TASK DETAILS — Retype all of the entries word for word.

Stored records —
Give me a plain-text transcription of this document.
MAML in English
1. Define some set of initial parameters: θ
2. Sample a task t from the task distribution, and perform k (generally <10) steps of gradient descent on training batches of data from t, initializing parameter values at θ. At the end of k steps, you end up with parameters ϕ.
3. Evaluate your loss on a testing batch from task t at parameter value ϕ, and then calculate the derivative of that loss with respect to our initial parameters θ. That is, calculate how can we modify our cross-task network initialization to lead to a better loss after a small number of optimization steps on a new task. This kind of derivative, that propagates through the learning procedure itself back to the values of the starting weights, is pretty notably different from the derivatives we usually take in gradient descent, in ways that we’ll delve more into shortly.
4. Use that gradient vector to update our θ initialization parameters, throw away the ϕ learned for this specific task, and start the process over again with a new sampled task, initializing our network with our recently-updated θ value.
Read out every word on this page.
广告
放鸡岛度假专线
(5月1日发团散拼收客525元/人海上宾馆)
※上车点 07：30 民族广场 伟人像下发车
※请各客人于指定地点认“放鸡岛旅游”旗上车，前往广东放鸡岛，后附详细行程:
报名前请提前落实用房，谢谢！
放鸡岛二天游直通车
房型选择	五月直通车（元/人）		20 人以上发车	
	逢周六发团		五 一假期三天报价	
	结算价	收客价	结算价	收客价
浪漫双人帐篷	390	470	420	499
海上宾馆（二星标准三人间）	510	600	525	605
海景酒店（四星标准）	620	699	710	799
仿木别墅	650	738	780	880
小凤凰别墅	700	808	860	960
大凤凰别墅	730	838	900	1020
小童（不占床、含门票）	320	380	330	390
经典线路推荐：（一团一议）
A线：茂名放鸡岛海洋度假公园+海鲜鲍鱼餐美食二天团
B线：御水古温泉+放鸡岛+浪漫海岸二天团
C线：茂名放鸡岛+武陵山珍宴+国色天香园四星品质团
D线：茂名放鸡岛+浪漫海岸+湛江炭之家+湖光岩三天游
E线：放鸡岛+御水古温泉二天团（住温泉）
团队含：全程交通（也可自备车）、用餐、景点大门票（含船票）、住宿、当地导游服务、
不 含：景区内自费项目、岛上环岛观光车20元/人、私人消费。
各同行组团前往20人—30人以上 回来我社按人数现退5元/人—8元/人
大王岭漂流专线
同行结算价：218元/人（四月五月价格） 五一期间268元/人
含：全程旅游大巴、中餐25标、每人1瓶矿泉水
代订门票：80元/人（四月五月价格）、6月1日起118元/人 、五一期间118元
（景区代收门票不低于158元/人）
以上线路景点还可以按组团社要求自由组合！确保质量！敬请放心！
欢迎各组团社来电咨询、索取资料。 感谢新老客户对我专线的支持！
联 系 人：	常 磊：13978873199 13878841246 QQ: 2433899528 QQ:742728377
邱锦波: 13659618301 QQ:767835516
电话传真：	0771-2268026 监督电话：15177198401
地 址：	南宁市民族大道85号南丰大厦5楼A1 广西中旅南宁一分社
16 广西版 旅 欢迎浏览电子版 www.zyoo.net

WORKED SOLUTION —
Give me a plain-text transcription of this document.
MAML in English
1. Define some set of initial parameters: θ
2. Sample a task t from the task distribution, and perform k (generally <10) steps of gradient descent on training batches of data from t, initializing parameter values at θ. At the end of k steps, you end up with parameters ϕ.
3. Evaluate your loss on a testing batch from task t at parameter value ϕ, and then calculate the derivative of that loss with respect to our initial parameters θ. That is, calculate how can we modify our cross-task network initialization to lead to a better loss after a small number of optimization steps on a new task. This kind of derivative, that propagates through the learning procedure itself back to the values of the starting weights, is pretty notably different from the derivatives we usually take in gradient descent, in ways that we’ll delve more into shortly.
4. Use that gradient vector to update our θ initialization parameters, throw away the ϕ learned for this specific task, and start the process over again with a new sampled task, initializing our network with our recently-updated θ value.
Read out every word on this page.
广告
放鸡岛度假专线
(5月1日发团散拼收客525元/人海上宾馆)
※上车点 07：30 民族广场 伟人像下发车
※请各客人于指定地点认“放鸡岛旅游”旗上车，前往广东放鸡岛，后附详细行程:
报名前请提前落实用房，谢谢！
放鸡岛二天游直通车
房型选择	五月直通车（元/人）		20 人以上发车	
	逢周六发团		五 一假期三天报价	
	结算价	收客价	结算价	收客价
浪漫双人帐篷	390	470	420	499
海上宾馆（二星标准三人间）	510	600	525	605
海景酒店（四星标准）	620	699	710	799
仿木别墅	650	738	780	880
小凤凰别墅	700	808	860	960
大凤凰别墅	730	838	900	1020
小童（不占床、含门票）	320	380	330	390
经典线路推荐：（一团一议）
A线：茂名放鸡岛海洋度假公园+海鲜鲍鱼餐美食二天团
B线：御水古温泉+放鸡岛+浪漫海岸二天团
C线：茂名放鸡岛+武陵山珍宴+国色天香园四星品质团
D线：茂名放鸡岛+浪漫海岸+湛江炭之家+湖光岩三天游
E线：放鸡岛+御水古温泉二天团（住温泉）
团队含：全程交通（也可自备车）、用餐、景点大门票（含船票）、住宿、当地导游服务、
不 含：景区内自费项目、岛上环岛观光车20元/人、私人消费。
各同行组团前往20人—30人以上 回来我社按人数现退5元/人—8元/人
大王岭漂流专线
同行结算价：218元/人（四月五月价格） 五一期间268元/人
含：全程旅游大巴、中餐25标、每人1瓶矿泉水
代订门票：80元/人（四月五月价格）、6月1日起118元/人 、五一期间118元
（景区代收门票不低于158元/人）
以上线路景点还可以按组团社要求自由组合！确保质量！敬请放心！
欢迎各组团社来电咨询、索取资料。 感谢新老客户对我专线的支持！
联 系 人：	常 磊：13978873199 13878841246 QQ: 2433899528 QQ:742728377
邱锦波: 13659618301 QQ:767835516
电话传真：	0771-2268026 监督电话：15177198401
地 址：	南宁市民族大道85号南丰大厦5楼A1 广西中旅南宁一分社
16 广西版 旅 欢迎浏览电子版 www.zyoo.net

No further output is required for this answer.